Please repeat the records exactly, keeping the pictures out.

-*-*-

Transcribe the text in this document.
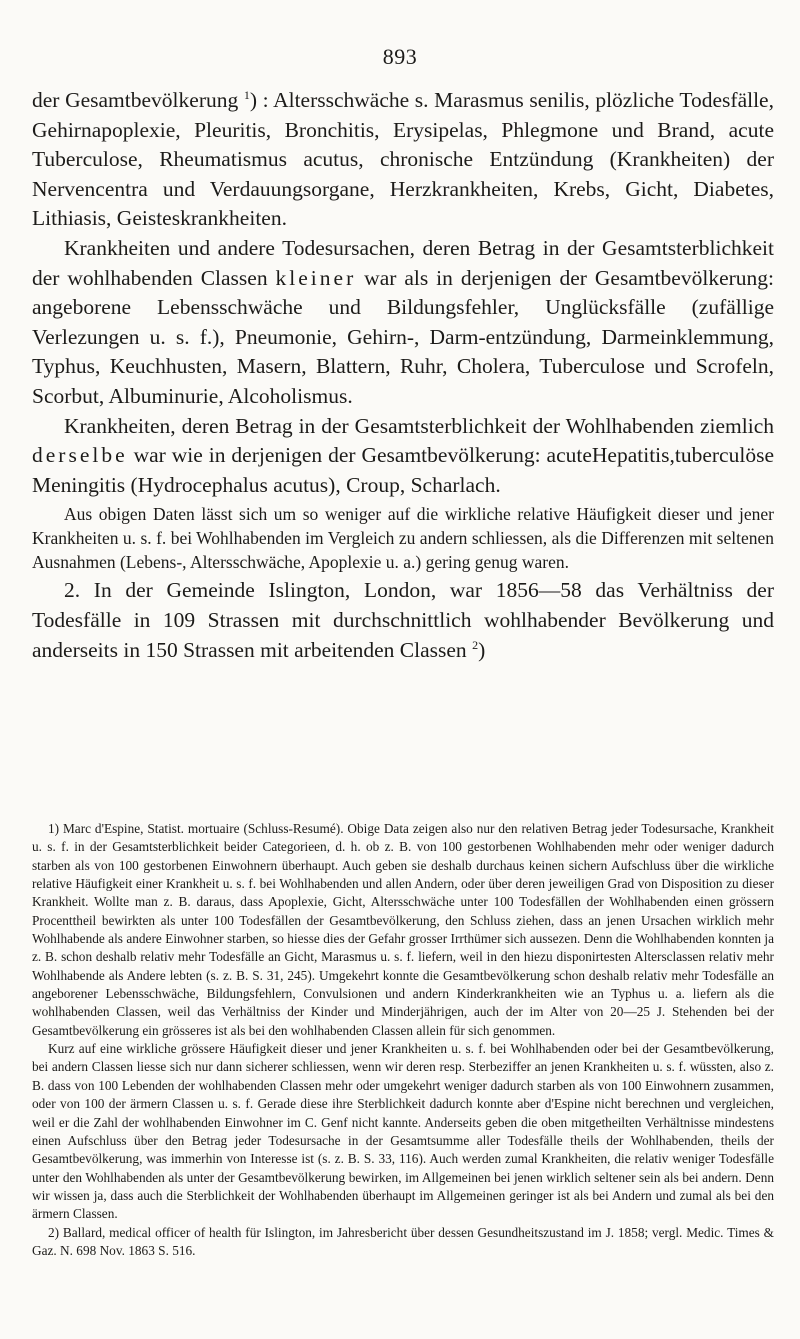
893

der Gesamtbevölkerung $^1$) : Altersschwäche s. Marasmus senilis, plözliche Todesfälle, Gehirnapoplexie, Pleuritis, Bronchitis, Erysipelas, Phlegmone und Brand, acute Tuberculose, Rheumatismus acutus, chronische Entzündung (Krankheiten) der Nervencentra und Verdauungsorgane, Herzkrankheiten, Krebs, Gicht, Diabetes, Lithiasis, Geisteskrankheiten.

Krankheiten und andere Todesursachen, deren Betrag in der Gesamtsterblichkeit der wohlhabenden Classen kleiner war als in derjenigen der Gesamtbevölkerung: angeborene Lebensschwäche und Bildungsfehler, Unglücksfälle (zufällige Verlezungen u. s. f.), Pneumonie, Gehirn-, Darm-entzündung, Darmeinklemmung, Typhus, Keuchhusten, Masern, Blattern, Ruhr, Cholera, Tuberculose und Scrofeln, Scorbut, Albuminurie, Alcoholismus.

Krankheiten, deren Betrag in der Gesamtsterblichkeit der Wohlhabenden ziemlich derselbe war wie in derjenigen der Gesamtbevölkerung: acuteHepatitis,tuberculöse Meningitis (Hydrocephalus acutus), Croup, Scharlach.

Aus obigen Daten lässt sich um so weniger auf die wirkliche relative Häufigkeit dieser und jener Krankheiten u. s. f. bei Wohlhabenden im Vergleich zu andern schliessen, als die Differenzen mit seltenen Ausnahmen (Lebens-, Altersschwäche, Apoplexie u. a.) gering genug waren.

2. In der Gemeinde Islington, London, war 1856—58 das Verhältniss der Todesfälle in 109 Strassen mit durchschnittlich wohlhabender Bevölkerung und anderseits in 150 Strassen mit arbeitenden Classen $^2$)

1) Marc d'Espine, Statist. mortuaire (Schluss-Resumé). Obige Data zeigen also nur den relativen Betrag jeder Todesursache, Krankheit u. s. f. in der Gesamtsterblichkeit beider Categorieen, d. h. ob z. B. von 100 gestorbenen Wohlhabenden mehr oder weniger dadurch starben als von 100 gestorbenen Einwohnern überhaupt. Auch geben sie deshalb durchaus keinen sichern Aufschluss über die wirkliche relative Häufigkeit einer Krankheit u. s. f. bei Wohlhabenden und allen Andern, oder über deren jeweiligen Grad von Disposition zu dieser Krankheit. Wollte man z. B. daraus, dass Apoplexie, Gicht, Altersschwäche unter 100 Todesfällen der Wohlhabenden einen grössern Procenttheil bewirkten als unter 100 Todesfällen der Gesamtbevölkerung, den Schluss ziehen, dass an jenen Ursachen wirklich mehr Wohlhabende als andere Einwohner starben, so hiesse dies der Gefahr grosser Irrthümer sich aussezen. Denn die Wohlhabenden konnten ja z. B. schon deshalb relativ mehr Todesfälle an Gicht, Marasmus u. s. f. liefern, weil in den hiezu disponirtesten Altersclassen relativ mehr Wohlhabende als Andere lebten (s. z. B. S. 31, 245). Umgekehrt konnte die Gesamtbevölkerung schon deshalb relativ mehr Todesfälle an angeborener Lebensschwäche, Bildungsfehlern, Convulsionen und andern Kinderkrankheiten wie an Typhus u. a. liefern als die wohlhabenden Classen, weil das Verhältniss der Kinder und Minderjährigen, auch der im Alter von 20—25 J. Stehenden bei der Gesamtbevölkerung ein grösseres ist als bei den wohlhabenden Classen allein für sich genommen.

Kurz auf eine wirkliche grössere Häufigkeit dieser und jener Krankheiten u. s. f. bei Wohlhabenden oder bei der Gesamtbevölkerung, bei andern Classen liesse sich nur dann sicherer schliessen, wenn wir deren resp. Sterbeziffer an jenen Krankheiten u. s. f. wüssten, also z. B. dass von 100 Lebenden der wohlhabenden Classen mehr oder umgekehrt weniger dadurch starben als von 100 Einwohnern zusammen, oder von 100 der ärmern Classen u. s. f. Gerade diese ihre Sterblichkeit dadurch konnte aber d'Espine nicht berechnen und vergleichen, weil er die Zahl der wohlhabenden Einwohner im C. Genf nicht kannte. Anderseits geben die oben mitgetheilten Verhältnisse mindestens einen Aufschluss über den Betrag jeder Todesursache in der Gesamtsumme aller Todesfälle theils der Wohlhabenden, theils der Gesamtbevölkerung, was immerhin von Interesse ist (s. z. B. S. 33, 116). Auch werden zumal Krankheiten, die relativ weniger Todesfälle unter den Wohlhabenden als unter der Gesamtbevölkerung bewirken, im Allgemeinen bei jenen wirklich seltener sein als bei andern. Denn wir wissen ja, dass auch die Sterblichkeit der Wohlhabenden überhaupt im Allgemeinen geringer ist als bei Andern und zumal als bei den ärmern Classen.

2) Ballard, medical officer of health für Islington, im Jahresbericht über dessen Gesundheitszustand im J. 1858; vergl. Medic. Times & Gaz. N. 698 Nov. 1863 S. 516.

-*-*-

### REPLY
Transcribe the text in this document.
893

der Gesamtbevölkerung $^1$) : Altersschwäche s. Marasmus senilis, plözliche Todesfälle, Gehirnapoplexie, Pleuritis, Bronchitis, Erysipelas, Phlegmone und Brand, acute Tuberculose, Rheumatismus acutus, chronische Entzündung (Krankheiten) der Nervencentra und Verdauungsorgane, Herzkrankheiten, Krebs, Gicht, Diabetes, Lithiasis, Geisteskrankheiten.

Krankheiten und andere Todesursachen, deren Betrag in der Gesamtsterblichkeit der wohlhabenden Classen kleiner war als in derjenigen der Gesamtbevölkerung: angeborene Lebensschwäche und Bildungsfehler, Unglücksfälle (zufällige Verlezungen u. s. f.), Pneumonie, Gehirn-, Darm-entzündung, Darmeinklemmung, Typhus, Keuchhusten, Masern, Blattern, Ruhr, Cholera, Tuberculose und Scrofeln, Scorbut, Albuminurie, Alcoholismus.

Krankheiten, deren Betrag in der Gesamtsterblichkeit der Wohlhabenden ziemlich derselbe war wie in derjenigen der Gesamtbevölkerung: acuteHepatitis,tuberculöse Meningitis (Hydrocephalus acutus), Croup, Scharlach.

Aus obigen Daten lässt sich um so weniger auf die wirkliche relative Häufigkeit dieser und jener Krankheiten u. s. f. bei Wohlhabenden im Vergleich zu andern schliessen, als die Differenzen mit seltenen Ausnahmen (Lebens-, Altersschwäche, Apoplexie u. a.) gering genug waren.

2. In der Gemeinde Islington, London, war 1856—58 das Verhältniss der Todesfälle in 109 Strassen mit durchschnittlich wohlhabender Bevölkerung und anderseits in 150 Strassen mit arbeitenden Classen $^2$)

1) Marc d'Espine, Statist. mortuaire (Schluss-Resumé). Obige Data zeigen also nur den relativen Betrag jeder Todesursache, Krankheit u. s. f. in der Gesamtsterblichkeit beider Categorieen, d. h. ob z. B. von 100 gestorbenen Wohlhabenden mehr oder weniger dadurch starben als von 100 gestorbenen Einwohnern überhaupt. Auch geben sie deshalb durchaus keinen sichern Aufschluss über die wirkliche relative Häufigkeit einer Krankheit u. s. f. bei Wohlhabenden und allen Andern, oder über deren jeweiligen Grad von Disposition zu dieser Krankheit. Wollte man z. B. daraus, dass Apoplexie, Gicht, Altersschwäche unter 100 Todesfällen der Wohlhabenden einen grössern Procenttheil bewirkten als unter 100 Todesfällen der Gesamtbevölkerung, den Schluss ziehen, dass an jenen Ursachen wirklich mehr Wohlhabende als andere Einwohner starben, so hiesse dies der Gefahr grosser Irrthümer sich aussezen. Denn die Wohlhabenden konnten ja z. B. schon deshalb relativ mehr Todesfälle an Gicht, Marasmus u. s. f. liefern, weil in den hiezu disponirtesten Altersclassen relativ mehr Wohlhabende als Andere lebten (s. z. B. S. 31, 245). Umgekehrt konnte die Gesamtbevölkerung schon deshalb relativ mehr Todesfälle an angeborener Lebensschwäche, Bildungsfehlern, Convulsionen und andern Kinderkrankheiten wie an Typhus u. a. liefern als die wohlhabenden Classen, weil das Verhältniss der Kinder und Minderjährigen, auch der im Alter von 20—25 J. Stehenden bei der Gesamtbevölkerung ein grösseres ist als bei den wohlhabenden Classen allein für sich genommen.

Kurz auf eine wirkliche grössere Häufigkeit dieser und jener Krankheiten u. s. f. bei Wohlhabenden oder bei der Gesamtbevölkerung, bei andern Classen liesse sich nur dann sicherer schliessen, wenn wir deren resp. Sterbeziffer an jenen Krankheiten u. s. f. wüssten, also z. B. dass von 100 Lebenden der wohlhabenden Classen mehr oder umgekehrt weniger dadurch starben als von 100 Einwohnern zusammen, oder von 100 der ärmern Classen u. s. f. Gerade diese ihre Sterblichkeit dadurch konnte aber d'Espine nicht berechnen und vergleichen, weil er die Zahl der wohlhabenden Einwohner im C. Genf nicht kannte. Anderseits geben die oben mitgetheilten Verhältnisse mindestens einen Aufschluss über den Betrag jeder Todesursache in der Gesamtsumme aller Todesfälle theils der Wohlhabenden, theils der Gesamtbevölkerung, was immerhin von Interesse ist (s. z. B. S. 33, 116). Auch werden zumal Krankheiten, die relativ weniger Todesfälle unter den Wohlhabenden als unter der Gesamtbevölkerung bewirken, im Allgemeinen bei jenen wirklich seltener sein als bei andern. Denn wir wissen ja, dass auch die Sterblichkeit der Wohlhabenden überhaupt im Allgemeinen geringer ist als bei Andern und zumal als bei den ärmern Classen.

2) Ballard, medical officer of health für Islington, im Jahresbericht über dessen Gesundheitszustand im J. 1858; vergl. Medic. Times & Gaz. N. 698 Nov. 1863 S. 516.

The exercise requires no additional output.